((

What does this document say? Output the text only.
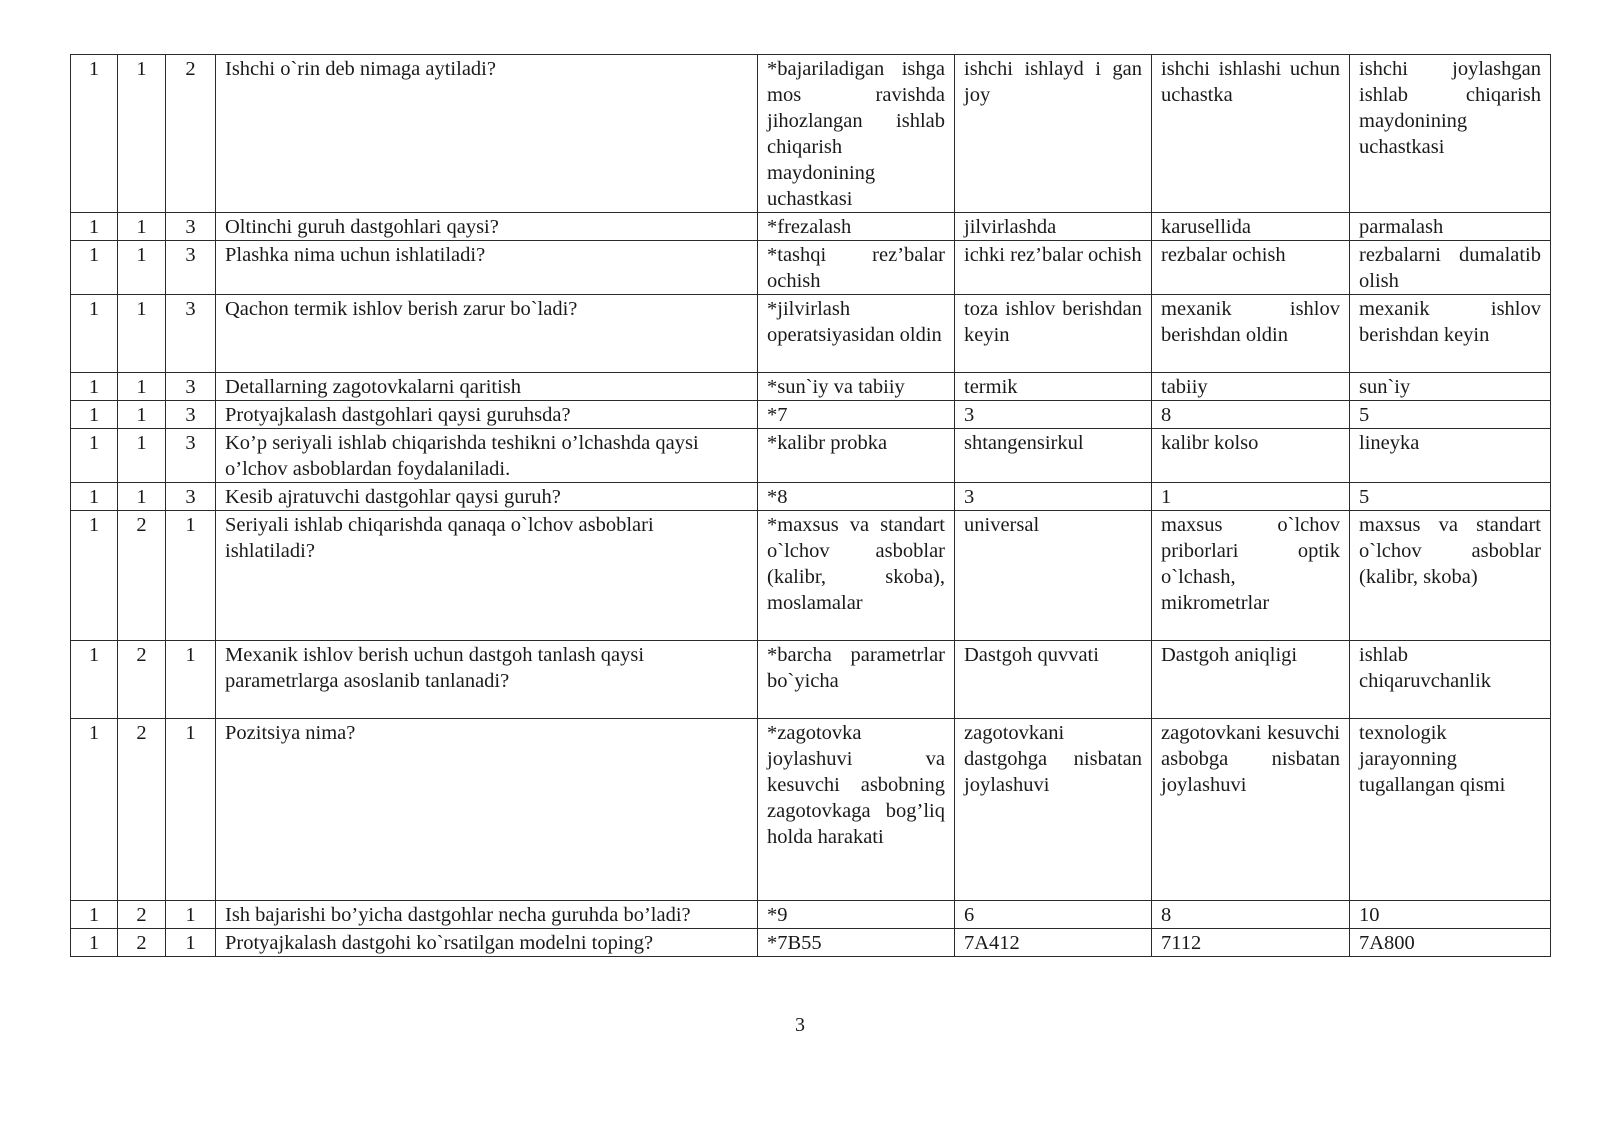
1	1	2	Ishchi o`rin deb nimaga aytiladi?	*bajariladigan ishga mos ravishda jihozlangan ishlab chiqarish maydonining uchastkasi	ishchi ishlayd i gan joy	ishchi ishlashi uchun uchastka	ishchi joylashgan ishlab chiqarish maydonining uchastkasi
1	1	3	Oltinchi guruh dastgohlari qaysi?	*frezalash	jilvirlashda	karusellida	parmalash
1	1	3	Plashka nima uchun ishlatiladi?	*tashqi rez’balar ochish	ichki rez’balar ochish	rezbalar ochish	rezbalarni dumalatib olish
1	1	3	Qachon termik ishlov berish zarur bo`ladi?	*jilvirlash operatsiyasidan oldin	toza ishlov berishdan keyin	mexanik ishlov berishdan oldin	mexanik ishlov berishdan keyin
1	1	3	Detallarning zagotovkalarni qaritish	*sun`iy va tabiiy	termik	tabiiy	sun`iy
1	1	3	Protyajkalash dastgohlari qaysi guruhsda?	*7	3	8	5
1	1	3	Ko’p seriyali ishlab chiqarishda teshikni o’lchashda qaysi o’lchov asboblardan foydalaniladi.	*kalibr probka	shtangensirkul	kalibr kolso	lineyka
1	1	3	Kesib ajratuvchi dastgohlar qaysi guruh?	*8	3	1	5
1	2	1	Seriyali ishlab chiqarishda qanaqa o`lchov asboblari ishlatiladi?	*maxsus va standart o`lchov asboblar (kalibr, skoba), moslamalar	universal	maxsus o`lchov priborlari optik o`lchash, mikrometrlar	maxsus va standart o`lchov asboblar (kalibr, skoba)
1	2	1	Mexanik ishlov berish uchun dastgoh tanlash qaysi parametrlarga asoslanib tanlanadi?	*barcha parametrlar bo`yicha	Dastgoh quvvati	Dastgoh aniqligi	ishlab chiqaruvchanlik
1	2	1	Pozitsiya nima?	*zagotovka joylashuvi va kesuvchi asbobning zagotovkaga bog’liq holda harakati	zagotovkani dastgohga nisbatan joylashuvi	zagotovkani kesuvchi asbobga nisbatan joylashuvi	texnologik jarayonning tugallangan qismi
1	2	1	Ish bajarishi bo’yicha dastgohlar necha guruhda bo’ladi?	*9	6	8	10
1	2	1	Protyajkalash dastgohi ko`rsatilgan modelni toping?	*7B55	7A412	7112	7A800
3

))
((

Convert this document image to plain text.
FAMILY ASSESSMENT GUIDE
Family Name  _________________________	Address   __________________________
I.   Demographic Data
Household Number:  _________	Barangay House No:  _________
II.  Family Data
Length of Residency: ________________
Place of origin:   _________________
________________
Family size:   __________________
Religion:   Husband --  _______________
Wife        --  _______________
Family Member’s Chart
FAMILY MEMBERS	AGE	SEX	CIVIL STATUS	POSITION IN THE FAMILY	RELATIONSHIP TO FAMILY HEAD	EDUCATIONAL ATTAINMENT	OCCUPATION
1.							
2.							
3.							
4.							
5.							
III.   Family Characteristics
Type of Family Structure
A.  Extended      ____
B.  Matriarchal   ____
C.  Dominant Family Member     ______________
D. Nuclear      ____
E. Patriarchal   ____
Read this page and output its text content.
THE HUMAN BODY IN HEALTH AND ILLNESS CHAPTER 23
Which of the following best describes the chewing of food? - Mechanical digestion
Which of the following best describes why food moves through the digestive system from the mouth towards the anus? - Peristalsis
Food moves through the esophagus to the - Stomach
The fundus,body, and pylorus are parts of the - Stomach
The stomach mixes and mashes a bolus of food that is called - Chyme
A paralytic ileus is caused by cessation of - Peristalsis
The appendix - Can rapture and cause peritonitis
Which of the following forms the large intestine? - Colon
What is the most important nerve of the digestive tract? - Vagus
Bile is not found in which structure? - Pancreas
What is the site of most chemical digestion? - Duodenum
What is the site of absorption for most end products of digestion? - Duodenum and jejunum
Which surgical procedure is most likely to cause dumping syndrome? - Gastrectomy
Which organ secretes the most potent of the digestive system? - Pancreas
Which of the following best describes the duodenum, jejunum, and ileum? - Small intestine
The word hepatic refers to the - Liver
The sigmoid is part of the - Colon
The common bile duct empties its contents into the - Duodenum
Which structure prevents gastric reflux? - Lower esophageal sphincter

))

EXERCISE OBJECTIVE:
How many lines of these entries contain "yicha"? Answer with the number and nothing else.

ANSWER TO THIS PROBLEM:
2